## AIM:
Copy the records word for word, from the very first line through the line with "answer-cell: 5 bbox=[311, 295, 379, 322]", including that line.
==================================================
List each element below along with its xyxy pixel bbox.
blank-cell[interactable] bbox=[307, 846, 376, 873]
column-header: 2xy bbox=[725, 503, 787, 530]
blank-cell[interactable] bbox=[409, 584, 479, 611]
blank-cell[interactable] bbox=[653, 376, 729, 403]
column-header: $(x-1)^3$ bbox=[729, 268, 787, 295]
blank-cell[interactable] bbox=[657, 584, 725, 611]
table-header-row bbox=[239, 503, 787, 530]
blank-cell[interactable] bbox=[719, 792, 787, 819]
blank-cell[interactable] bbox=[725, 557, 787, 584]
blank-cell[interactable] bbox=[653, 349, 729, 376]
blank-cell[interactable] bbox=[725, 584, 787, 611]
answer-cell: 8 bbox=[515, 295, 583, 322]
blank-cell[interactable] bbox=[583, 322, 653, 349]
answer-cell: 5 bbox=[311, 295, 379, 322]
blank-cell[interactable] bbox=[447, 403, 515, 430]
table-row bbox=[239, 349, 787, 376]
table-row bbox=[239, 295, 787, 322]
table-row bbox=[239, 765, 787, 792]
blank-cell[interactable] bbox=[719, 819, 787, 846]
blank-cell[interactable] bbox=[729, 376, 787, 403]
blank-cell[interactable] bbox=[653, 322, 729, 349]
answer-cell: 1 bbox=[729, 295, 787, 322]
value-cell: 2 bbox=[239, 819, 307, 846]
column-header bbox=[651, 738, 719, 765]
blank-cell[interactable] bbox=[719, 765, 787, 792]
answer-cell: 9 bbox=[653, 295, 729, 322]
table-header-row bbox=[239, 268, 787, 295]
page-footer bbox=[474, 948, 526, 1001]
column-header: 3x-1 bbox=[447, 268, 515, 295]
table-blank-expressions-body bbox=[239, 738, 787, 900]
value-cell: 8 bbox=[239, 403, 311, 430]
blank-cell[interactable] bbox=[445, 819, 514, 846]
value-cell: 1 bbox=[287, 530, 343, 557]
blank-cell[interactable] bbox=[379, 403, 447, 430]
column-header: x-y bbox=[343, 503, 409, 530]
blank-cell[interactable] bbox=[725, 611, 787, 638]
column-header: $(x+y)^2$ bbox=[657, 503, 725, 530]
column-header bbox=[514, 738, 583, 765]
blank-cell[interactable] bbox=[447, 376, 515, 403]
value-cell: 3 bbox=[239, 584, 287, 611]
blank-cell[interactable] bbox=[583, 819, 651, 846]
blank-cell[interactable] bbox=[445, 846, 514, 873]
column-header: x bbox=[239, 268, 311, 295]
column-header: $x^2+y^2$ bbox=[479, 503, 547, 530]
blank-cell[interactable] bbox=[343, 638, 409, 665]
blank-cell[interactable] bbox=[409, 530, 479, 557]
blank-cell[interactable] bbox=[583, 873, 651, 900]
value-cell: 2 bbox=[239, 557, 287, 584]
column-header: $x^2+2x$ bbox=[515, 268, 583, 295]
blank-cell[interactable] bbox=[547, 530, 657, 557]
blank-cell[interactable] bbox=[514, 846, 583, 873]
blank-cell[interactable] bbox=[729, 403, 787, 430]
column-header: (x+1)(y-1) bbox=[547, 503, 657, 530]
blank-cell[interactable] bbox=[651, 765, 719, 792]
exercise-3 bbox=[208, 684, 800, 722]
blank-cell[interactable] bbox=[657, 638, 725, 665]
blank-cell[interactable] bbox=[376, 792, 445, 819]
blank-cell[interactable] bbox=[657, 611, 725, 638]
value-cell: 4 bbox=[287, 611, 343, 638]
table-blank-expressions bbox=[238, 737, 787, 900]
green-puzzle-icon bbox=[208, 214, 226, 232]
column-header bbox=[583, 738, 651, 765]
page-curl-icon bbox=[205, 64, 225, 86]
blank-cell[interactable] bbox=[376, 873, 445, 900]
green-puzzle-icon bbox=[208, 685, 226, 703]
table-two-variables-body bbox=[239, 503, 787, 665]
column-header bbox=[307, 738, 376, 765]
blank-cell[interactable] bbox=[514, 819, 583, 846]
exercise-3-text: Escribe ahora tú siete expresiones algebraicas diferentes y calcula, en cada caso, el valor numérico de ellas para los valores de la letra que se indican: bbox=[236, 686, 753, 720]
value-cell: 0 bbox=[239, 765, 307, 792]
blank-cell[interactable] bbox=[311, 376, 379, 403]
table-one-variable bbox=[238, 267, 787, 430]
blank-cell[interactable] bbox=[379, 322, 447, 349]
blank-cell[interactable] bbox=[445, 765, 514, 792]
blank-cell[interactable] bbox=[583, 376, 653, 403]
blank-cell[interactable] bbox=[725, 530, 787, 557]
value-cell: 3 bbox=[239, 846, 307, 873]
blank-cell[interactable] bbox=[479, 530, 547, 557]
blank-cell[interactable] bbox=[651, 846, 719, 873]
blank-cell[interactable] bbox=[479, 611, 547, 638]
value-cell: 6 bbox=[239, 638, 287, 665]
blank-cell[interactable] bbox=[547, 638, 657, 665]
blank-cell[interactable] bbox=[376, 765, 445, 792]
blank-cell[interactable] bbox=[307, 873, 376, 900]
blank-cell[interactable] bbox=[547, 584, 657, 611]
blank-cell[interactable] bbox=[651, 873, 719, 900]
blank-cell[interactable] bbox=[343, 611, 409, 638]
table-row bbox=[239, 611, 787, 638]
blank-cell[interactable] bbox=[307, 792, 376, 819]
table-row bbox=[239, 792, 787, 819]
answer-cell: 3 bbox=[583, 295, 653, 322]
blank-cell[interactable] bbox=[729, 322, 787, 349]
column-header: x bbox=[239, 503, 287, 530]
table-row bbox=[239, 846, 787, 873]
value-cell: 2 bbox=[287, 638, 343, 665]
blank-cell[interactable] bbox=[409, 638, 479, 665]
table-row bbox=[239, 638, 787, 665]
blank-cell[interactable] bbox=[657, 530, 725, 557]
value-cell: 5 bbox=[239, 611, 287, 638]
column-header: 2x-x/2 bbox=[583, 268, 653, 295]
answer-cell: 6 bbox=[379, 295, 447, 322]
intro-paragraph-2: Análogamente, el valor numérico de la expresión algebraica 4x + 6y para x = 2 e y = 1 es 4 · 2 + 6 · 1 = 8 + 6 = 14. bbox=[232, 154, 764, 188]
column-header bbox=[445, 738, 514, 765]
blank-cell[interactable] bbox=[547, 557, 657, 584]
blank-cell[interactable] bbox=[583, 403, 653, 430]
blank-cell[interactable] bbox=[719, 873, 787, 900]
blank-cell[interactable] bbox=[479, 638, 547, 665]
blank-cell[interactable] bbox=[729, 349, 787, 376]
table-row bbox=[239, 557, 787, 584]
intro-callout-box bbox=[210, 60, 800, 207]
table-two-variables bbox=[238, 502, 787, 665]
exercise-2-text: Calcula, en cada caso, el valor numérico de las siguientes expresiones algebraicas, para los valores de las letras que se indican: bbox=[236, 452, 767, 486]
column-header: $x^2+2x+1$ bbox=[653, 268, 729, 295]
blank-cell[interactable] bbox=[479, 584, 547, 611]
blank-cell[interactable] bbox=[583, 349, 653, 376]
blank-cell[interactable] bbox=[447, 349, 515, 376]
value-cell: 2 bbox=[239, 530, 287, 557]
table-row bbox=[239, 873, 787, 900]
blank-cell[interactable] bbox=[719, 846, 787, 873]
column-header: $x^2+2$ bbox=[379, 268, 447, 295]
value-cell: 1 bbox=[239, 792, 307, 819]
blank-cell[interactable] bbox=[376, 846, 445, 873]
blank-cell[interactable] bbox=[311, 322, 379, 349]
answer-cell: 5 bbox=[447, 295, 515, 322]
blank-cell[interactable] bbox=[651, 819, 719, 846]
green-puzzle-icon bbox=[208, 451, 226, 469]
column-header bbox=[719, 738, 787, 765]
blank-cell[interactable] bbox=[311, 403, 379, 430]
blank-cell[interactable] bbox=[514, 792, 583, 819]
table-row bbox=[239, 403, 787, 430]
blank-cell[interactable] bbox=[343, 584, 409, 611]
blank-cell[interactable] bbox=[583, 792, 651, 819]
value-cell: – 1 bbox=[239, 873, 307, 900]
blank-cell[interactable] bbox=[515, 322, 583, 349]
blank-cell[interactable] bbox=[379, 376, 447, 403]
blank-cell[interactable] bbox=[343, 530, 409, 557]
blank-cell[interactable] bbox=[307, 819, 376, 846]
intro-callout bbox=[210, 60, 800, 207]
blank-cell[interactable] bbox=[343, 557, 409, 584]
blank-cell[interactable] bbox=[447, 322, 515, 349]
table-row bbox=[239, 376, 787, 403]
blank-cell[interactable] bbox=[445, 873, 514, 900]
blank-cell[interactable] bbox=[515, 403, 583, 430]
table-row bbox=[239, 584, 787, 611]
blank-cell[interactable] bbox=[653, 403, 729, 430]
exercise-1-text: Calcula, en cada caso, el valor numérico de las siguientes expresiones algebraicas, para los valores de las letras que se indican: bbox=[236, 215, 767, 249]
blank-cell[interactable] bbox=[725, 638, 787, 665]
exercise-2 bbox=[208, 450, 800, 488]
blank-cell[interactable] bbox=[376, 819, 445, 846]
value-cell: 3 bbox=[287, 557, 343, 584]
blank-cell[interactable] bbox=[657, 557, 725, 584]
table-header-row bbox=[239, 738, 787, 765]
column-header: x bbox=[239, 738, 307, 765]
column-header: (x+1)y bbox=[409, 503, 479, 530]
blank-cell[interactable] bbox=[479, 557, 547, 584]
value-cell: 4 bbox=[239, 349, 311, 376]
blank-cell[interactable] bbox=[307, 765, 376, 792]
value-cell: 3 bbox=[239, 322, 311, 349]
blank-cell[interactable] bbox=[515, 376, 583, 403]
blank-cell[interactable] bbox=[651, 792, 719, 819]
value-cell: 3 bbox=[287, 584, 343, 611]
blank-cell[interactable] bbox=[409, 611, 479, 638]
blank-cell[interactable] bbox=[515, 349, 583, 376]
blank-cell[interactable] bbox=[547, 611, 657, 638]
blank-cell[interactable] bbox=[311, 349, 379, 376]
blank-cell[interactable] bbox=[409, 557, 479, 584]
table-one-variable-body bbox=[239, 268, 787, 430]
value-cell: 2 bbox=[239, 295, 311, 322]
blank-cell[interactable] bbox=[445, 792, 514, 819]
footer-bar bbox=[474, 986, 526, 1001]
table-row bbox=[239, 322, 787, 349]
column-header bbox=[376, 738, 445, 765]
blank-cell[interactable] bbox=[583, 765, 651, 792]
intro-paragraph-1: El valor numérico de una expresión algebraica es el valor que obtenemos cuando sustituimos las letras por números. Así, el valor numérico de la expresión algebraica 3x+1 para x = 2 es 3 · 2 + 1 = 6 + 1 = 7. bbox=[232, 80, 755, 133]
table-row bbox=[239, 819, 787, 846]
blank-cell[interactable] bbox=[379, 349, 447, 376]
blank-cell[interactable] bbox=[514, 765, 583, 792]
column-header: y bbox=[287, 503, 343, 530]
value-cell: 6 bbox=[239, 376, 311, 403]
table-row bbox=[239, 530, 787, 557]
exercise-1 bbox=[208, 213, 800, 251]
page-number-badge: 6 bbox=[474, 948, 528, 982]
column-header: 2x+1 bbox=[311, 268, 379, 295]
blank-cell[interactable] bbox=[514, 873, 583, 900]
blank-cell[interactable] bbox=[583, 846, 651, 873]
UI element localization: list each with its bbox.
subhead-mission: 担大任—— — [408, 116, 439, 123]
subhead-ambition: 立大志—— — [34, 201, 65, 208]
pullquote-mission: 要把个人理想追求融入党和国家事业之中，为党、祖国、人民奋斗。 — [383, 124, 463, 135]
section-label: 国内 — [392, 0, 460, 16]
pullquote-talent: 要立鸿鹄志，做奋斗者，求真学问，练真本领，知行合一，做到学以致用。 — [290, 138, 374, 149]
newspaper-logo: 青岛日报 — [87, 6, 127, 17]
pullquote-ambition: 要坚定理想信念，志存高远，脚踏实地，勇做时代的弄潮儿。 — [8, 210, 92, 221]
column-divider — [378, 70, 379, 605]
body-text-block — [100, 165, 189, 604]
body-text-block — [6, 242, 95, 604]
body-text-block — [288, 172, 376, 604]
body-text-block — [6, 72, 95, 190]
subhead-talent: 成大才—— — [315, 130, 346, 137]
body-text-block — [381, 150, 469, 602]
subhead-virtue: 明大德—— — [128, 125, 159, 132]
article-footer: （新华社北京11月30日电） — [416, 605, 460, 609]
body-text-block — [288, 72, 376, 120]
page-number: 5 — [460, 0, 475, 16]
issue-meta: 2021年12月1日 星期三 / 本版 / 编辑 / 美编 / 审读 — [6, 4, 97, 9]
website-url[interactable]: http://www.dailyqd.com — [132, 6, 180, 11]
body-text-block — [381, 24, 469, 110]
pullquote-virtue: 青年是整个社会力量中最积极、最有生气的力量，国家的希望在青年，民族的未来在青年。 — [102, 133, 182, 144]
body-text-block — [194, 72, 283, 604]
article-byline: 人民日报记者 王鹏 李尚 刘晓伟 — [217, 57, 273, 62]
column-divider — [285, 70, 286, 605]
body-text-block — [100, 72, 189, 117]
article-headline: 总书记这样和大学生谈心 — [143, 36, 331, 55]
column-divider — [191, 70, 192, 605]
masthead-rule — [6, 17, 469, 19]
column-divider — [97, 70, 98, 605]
==================================================
## THE OUTPUT:
List each element below along with its xyxy pixel bbox.
blank-cell[interactable] bbox=[307, 846, 376, 873]
column-header: 2xy bbox=[725, 503, 787, 530]
blank-cell[interactable] bbox=[409, 584, 479, 611]
blank-cell[interactable] bbox=[653, 376, 729, 403]
column-header: $(x-1)^3$ bbox=[729, 268, 787, 295]
blank-cell[interactable] bbox=[657, 584, 725, 611]
table-header-row bbox=[239, 503, 787, 530]
blank-cell[interactable] bbox=[719, 792, 787, 819]
blank-cell[interactable] bbox=[725, 557, 787, 584]
blank-cell[interactable] bbox=[653, 349, 729, 376]
blank-cell[interactable] bbox=[725, 584, 787, 611]
answer-cell: 8 bbox=[515, 295, 583, 322]
blank-cell[interactable] bbox=[583, 322, 653, 349]
answer-cell: 5 bbox=[311, 295, 379, 322]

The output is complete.